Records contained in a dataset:
-------------------------
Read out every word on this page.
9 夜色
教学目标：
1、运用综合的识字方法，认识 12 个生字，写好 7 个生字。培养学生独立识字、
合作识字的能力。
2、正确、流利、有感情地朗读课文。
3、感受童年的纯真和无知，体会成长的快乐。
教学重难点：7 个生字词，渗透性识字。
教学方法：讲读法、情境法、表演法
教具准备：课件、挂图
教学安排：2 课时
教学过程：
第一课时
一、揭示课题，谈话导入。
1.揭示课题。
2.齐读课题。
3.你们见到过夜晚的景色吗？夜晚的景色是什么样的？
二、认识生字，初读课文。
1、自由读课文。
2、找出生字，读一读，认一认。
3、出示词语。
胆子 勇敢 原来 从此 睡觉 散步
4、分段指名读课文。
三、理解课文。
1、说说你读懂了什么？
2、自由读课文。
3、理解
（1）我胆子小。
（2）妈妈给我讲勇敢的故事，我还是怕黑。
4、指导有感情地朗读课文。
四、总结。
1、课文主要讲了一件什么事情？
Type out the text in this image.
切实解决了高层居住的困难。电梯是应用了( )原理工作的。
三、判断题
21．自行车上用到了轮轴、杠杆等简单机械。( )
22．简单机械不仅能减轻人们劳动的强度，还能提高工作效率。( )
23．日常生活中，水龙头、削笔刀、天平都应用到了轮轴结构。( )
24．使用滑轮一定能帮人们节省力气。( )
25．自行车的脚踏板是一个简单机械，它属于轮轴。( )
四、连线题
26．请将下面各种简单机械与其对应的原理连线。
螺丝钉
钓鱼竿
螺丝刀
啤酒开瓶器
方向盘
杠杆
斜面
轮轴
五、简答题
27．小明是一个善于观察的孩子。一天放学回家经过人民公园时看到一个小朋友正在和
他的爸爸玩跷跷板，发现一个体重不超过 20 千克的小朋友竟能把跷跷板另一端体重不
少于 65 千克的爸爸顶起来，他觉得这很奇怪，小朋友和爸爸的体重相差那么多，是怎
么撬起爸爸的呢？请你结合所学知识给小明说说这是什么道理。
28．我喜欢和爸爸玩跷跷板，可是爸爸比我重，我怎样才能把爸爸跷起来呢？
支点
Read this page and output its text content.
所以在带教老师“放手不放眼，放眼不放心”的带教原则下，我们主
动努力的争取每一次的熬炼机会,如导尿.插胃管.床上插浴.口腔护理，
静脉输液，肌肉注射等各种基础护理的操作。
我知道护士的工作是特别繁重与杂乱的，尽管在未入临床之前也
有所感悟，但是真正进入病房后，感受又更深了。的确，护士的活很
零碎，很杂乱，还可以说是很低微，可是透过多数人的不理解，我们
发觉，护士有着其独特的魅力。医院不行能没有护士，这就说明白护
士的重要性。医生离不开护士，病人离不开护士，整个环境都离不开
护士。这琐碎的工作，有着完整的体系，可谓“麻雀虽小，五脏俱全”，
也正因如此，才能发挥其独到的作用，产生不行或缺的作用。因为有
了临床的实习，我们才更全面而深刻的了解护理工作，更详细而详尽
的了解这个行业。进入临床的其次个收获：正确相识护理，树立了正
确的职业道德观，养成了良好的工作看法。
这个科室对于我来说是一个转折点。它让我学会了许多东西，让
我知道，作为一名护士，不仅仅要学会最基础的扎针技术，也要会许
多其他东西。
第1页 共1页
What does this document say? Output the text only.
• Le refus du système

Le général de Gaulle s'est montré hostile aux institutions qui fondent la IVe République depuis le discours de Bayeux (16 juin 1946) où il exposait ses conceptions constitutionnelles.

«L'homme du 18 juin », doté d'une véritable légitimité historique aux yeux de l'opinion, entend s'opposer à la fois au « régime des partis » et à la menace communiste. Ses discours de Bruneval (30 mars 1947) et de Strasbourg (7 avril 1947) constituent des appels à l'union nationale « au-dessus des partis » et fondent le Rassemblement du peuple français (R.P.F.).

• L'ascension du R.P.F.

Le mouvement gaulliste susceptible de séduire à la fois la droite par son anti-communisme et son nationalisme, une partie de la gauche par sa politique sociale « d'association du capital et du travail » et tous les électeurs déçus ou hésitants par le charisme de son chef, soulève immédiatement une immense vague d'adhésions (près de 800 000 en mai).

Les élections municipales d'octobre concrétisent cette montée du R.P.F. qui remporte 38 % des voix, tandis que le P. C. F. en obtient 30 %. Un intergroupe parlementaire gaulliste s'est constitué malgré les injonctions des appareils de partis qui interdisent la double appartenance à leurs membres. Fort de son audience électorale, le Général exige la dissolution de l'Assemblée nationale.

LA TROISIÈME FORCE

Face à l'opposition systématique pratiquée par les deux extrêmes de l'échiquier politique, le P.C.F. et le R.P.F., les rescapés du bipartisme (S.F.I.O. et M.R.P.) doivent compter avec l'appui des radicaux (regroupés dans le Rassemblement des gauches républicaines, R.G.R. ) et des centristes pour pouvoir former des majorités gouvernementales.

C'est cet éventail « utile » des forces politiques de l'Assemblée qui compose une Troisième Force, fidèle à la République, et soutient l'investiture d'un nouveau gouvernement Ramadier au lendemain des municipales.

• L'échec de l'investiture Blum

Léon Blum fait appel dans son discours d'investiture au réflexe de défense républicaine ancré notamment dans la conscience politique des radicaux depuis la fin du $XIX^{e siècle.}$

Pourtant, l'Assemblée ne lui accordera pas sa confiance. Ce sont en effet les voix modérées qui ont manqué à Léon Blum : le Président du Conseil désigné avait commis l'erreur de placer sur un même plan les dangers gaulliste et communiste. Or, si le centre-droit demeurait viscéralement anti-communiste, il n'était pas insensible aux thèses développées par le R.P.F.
-------------------------
* What you need to do *
Would you restate each of the entries word for word?

* Task solution *
Read out every word on this page.
9 夜色
教学目标：
1、运用综合的识字方法，认识 12 个生字，写好 7 个生字。培养学生独立识字、
合作识字的能力。
2、正确、流利、有感情地朗读课文。
3、感受童年的纯真和无知，体会成长的快乐。
教学重难点：7 个生字词，渗透性识字。
教学方法：讲读法、情境法、表演法
教具准备：课件、挂图
教学安排：2 课时
教学过程：
第一课时
一、揭示课题，谈话导入。
1.揭示课题。
2.齐读课题。
3.你们见到过夜晚的景色吗？夜晚的景色是什么样的？
二、认识生字，初读课文。
1、自由读课文。
2、找出生字，读一读，认一认。
3、出示词语。
胆子 勇敢 原来 从此 睡觉 散步
4、分段指名读课文。
三、理解课文。
1、说说你读懂了什么？
2、自由读课文。
3、理解
（1）我胆子小。
（2）妈妈给我讲勇敢的故事，我还是怕黑。
4、指导有感情地朗读课文。
四、总结。
1、课文主要讲了一件什么事情？
Type out the text in this image.
切实解决了高层居住的困难。电梯是应用了( )原理工作的。
三、判断题
21．自行车上用到了轮轴、杠杆等简单机械。( )
22．简单机械不仅能减轻人们劳动的强度，还能提高工作效率。( )
23．日常生活中，水龙头、削笔刀、天平都应用到了轮轴结构。( )
24．使用滑轮一定能帮人们节省力气。( )
25．自行车的脚踏板是一个简单机械，它属于轮轴。( )
四、连线题
26．请将下面各种简单机械与其对应的原理连线。
螺丝钉
钓鱼竿
螺丝刀
啤酒开瓶器
方向盘
杠杆
斜面
轮轴
五、简答题
27．小明是一个善于观察的孩子。一天放学回家经过人民公园时看到一个小朋友正在和
他的爸爸玩跷跷板，发现一个体重不超过 20 千克的小朋友竟能把跷跷板另一端体重不
少于 65 千克的爸爸顶起来，他觉得这很奇怪，小朋友和爸爸的体重相差那么多，是怎
么撬起爸爸的呢？请你结合所学知识给小明说说这是什么道理。
28．我喜欢和爸爸玩跷跷板，可是爸爸比我重，我怎样才能把爸爸跷起来呢？
支点
Read this page and output its text content.
所以在带教老师“放手不放眼，放眼不放心”的带教原则下，我们主
动努力的争取每一次的熬炼机会,如导尿.插胃管.床上插浴.口腔护理，
静脉输液，肌肉注射等各种基础护理的操作。
我知道护士的工作是特别繁重与杂乱的，尽管在未入临床之前也
有所感悟，但是真正进入病房后，感受又更深了。的确，护士的活很
零碎，很杂乱，还可以说是很低微，可是透过多数人的不理解，我们
发觉，护士有着其独特的魅力。医院不行能没有护士，这就说明白护
士的重要性。医生离不开护士，病人离不开护士，整个环境都离不开
护士。这琐碎的工作，有着完整的体系，可谓“麻雀虽小，五脏俱全”，
也正因如此，才能发挥其独到的作用，产生不行或缺的作用。因为有
了临床的实习，我们才更全面而深刻的了解护理工作，更详细而详尽
的了解这个行业。进入临床的其次个收获：正确相识护理，树立了正
确的职业道德观，养成了良好的工作看法。
这个科室对于我来说是一个转折点。它让我学会了许多东西，让
我知道，作为一名护士，不仅仅要学会最基础的扎针技术，也要会许
多其他东西。
第1页 共1页
What does this document say? Output the text only.
• Le refus du système

Le général de Gaulle s'est montré hostile aux institutions qui fondent la IVe République depuis le discours de Bayeux (16 juin 1946) où il exposait ses conceptions constitutionnelles.

«L'homme du 18 juin », doté d'une véritable légitimité historique aux yeux de l'opinion, entend s'opposer à la fois au « régime des partis » et à la menace communiste. Ses discours de Bruneval (30 mars 1947) et de Strasbourg (7 avril 1947) constituent des appels à l'union nationale « au-dessus des partis » et fondent le Rassemblement du peuple français (R.P.F.).

• L'ascension du R.P.F.

Le mouvement gaulliste susceptible de séduire à la fois la droite par son anti-communisme et son nationalisme, une partie de la gauche par sa politique sociale « d'association du capital et du travail » et tous les électeurs déçus ou hésitants par le charisme de son chef, soulève immédiatement une immense vague d'adhésions (près de 800 000 en mai).

Les élections municipales d'octobre concrétisent cette montée du R.P.F. qui remporte 38 % des voix, tandis que le P. C. F. en obtient 30 %. Un intergroupe parlementaire gaulliste s'est constitué malgré les injonctions des appareils de partis qui interdisent la double appartenance à leurs membres. Fort de son audience électorale, le Général exige la dissolution de l'Assemblée nationale.

LA TROISIÈME FORCE

Face à l'opposition systématique pratiquée par les deux extrêmes de l'échiquier politique, le P.C.F. et le R.P.F., les rescapés du bipartisme (S.F.I.O. et M.R.P.) doivent compter avec l'appui des radicaux (regroupés dans le Rassemblement des gauches républicaines, R.G.R. ) et des centristes pour pouvoir former des majorités gouvernementales.

C'est cet éventail « utile » des forces politiques de l'Assemblée qui compose une Troisième Force, fidèle à la République, et soutient l'investiture d'un nouveau gouvernement Ramadier au lendemain des municipales.

• L'échec de l'investiture Blum

Léon Blum fait appel dans son discours d'investiture au réflexe de défense républicaine ancré notamment dans la conscience politique des radicaux depuis la fin du $XIX^{e siècle.}$

Pourtant, l'Assemblée ne lui accordera pas sa confiance. Ce sont en effet les voix modérées qui ont manqué à Léon Blum : le Président du Conseil désigné avait commis l'erreur de placer sur un même plan les dangers gaulliste et communiste. Or, si le centre-droit demeurait viscéralement anti-communiste, il n'était pas insensible aux thèses développées par le R.P.F.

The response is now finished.